--- start Stored records ---

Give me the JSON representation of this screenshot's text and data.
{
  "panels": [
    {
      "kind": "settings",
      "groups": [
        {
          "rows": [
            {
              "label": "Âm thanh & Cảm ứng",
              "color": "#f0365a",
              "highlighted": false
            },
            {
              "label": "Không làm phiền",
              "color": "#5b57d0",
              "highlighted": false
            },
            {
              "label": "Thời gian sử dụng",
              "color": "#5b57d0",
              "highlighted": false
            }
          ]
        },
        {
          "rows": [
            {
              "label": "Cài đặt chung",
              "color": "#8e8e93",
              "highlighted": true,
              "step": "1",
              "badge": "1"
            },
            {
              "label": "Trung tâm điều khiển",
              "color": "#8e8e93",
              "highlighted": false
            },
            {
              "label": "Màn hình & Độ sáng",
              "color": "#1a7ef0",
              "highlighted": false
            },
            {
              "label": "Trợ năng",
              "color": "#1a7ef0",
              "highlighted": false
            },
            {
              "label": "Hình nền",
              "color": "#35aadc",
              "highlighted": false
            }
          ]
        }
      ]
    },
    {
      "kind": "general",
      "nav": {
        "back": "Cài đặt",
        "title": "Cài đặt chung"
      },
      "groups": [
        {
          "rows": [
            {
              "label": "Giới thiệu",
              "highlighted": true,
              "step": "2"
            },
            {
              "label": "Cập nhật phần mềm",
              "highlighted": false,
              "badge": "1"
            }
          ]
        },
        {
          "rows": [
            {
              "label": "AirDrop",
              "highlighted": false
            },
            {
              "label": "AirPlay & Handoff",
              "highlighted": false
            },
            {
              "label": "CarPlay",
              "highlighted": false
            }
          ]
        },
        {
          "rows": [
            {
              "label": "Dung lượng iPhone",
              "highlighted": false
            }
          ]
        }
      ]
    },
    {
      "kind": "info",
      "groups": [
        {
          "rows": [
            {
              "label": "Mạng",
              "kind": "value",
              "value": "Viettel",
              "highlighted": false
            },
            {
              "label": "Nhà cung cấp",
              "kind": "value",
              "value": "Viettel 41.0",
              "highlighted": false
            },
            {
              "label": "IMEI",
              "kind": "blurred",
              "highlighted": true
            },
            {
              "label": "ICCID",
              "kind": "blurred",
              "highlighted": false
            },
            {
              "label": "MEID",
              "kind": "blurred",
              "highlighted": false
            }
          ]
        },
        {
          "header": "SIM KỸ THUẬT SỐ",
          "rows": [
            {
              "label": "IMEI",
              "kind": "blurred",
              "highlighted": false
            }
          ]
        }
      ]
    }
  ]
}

--- end Stored records ---

▸ **Exercise goal**
List all lines from the entries that include the word "value".

▸ **Exercise answer**
              "kind": "value",
              "value": "Viettel",
              "kind": "value",
              "value": "Viettel 41.0",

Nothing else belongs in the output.